== Text under study ==
# # #
Reputation: 385
I have 2 data frames.
The first one "named x"
has the following format:
ISBN Age Category Count
20 000649840X Middle Adult 6
21 000649840X Young Adult 16
Where The same ISBN have multiple rows with different categories.
The other dataframe "named y"
has the one row for each ISBN value. I want to create two column in the last dataframe one for each category count where the final result should look like:
ISBN Middle Adult Count Young Adult Count
I tried
y["Young Adult Count"] = x[(x['Age Category'] == 'Young Adult') & (y['ISBN] == x['ISBN])]['Count']
But it did not work
Upvotes: 2
Views: 204
Reputation: 862481
I think you need pivot_table
with join
(default left join, so if some ISBN
missing get NaN
s rows) another DataFrame
:
print (df1)
ISBN Age Category Count
0 000649840X Middle Adult 6
1 000649840X Young Adult 16
print (df2)
ISBN
0 000649840X
1 0001111111
df3 = df1.pivot_table(index='ISBN',
columns='Age Category',
values='Count',
aggfunc='sum')
df = df2.join(df3.add_suffix(' Count'), on='ISBN')
print (df)
ISBN Middle Adult Count Young Adult Count
0 000649840X 6.0 16.0
1 0001111111 NaN NaN
For inner join use parameter how='inner'
:
df = df2.join(df3.add_suffix(' Count'), on='ISBN', how='inner')
print (df)
ISBN Middle Adult Count Young Adult Count
0 000649840X 6 16
Upvotes: 2
Reputation: 402283
groupby
+ sum
+ unstack
should work.
df.groupby(['ISBN', 'Age Category'])\
.Count.sum()\
.unstack()\
.add_suffix(' Count')
Age Category Middle Adult Count Young Adult Count
ISBN
000649840X 6 16
If you want to explicitly filter on those two categories, then filter first, with isin
-
cat = ['Middle Adult', 'Young Adult']
df = df[df['Age Category'].isin(cat)]
Now, perform the groupby
.
Upvotes: 2
# # #
Stored entries
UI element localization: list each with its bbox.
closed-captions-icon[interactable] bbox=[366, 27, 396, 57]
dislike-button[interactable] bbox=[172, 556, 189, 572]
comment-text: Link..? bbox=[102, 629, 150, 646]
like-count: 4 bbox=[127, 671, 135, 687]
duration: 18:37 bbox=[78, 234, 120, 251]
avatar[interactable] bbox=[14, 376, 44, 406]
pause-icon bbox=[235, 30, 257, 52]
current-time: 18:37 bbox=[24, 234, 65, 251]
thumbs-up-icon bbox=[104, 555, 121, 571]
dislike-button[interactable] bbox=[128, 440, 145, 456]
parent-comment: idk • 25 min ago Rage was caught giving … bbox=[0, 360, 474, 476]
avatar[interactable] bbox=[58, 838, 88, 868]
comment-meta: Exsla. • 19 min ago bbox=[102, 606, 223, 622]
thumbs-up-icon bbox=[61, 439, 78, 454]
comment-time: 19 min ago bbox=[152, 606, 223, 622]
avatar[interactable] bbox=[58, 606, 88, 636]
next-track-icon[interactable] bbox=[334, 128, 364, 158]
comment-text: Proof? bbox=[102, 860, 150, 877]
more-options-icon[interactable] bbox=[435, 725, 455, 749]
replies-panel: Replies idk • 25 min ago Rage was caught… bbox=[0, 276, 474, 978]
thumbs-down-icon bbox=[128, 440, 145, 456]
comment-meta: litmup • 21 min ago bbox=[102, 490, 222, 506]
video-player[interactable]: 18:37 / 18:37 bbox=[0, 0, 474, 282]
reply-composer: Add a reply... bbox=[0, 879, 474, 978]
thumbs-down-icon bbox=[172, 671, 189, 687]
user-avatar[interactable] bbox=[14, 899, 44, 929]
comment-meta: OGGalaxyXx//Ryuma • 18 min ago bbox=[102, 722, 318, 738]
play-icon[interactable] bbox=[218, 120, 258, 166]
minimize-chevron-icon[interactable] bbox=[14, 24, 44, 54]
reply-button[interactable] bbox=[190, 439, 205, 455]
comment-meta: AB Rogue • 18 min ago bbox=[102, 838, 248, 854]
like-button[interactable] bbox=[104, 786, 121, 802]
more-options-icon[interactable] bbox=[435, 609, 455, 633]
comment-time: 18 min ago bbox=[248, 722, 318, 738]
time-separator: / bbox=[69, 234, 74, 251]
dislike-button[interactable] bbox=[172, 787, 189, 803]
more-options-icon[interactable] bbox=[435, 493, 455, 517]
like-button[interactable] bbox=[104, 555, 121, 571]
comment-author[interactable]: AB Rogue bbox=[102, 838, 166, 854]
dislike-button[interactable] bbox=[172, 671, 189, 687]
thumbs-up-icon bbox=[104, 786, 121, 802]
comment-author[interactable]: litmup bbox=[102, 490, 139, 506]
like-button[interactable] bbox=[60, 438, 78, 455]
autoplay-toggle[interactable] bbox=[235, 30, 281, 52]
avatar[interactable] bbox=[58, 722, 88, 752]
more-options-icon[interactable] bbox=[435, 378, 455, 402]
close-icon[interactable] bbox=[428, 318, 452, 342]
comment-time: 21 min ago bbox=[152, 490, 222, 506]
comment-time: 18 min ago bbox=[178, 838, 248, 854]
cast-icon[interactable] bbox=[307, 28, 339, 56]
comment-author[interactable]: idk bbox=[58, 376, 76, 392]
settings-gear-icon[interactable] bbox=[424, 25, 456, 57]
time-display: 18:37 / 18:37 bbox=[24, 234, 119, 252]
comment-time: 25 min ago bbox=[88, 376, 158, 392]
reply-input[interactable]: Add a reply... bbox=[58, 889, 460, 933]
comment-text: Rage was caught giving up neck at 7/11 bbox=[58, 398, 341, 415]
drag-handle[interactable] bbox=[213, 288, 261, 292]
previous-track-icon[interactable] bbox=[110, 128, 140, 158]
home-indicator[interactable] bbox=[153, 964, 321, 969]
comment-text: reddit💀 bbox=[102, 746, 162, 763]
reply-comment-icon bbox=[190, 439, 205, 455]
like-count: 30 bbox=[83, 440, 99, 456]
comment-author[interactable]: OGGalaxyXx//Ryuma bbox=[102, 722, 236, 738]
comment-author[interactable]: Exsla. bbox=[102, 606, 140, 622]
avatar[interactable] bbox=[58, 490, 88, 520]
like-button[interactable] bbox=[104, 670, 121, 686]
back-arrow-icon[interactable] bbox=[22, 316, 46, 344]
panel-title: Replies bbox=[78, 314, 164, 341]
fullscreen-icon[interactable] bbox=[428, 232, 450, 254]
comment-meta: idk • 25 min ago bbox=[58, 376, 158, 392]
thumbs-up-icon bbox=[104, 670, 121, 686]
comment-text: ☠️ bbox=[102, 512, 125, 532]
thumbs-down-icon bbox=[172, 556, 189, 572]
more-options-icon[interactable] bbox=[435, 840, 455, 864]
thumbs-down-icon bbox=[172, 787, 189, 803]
# # #
State whether each statement below agrees with the data frame thread, answering yes or no and quoting the words of the thread that decide it.
1. The first reply says the join it uses is an inner join by default.
2. With the default join, ISBN 0001111111 gets NaN in both count columns.
3. The second reply advises filtering with isin before the groupby if only the two categories are wanted.
The stored entries have no connection to the data frame thread.

1. No: "default left join"
2. Yes: "1 0001111111 NaN NaN"
3. Yes: "If you want to explicitly filter on those two categories, then filter first, with isin"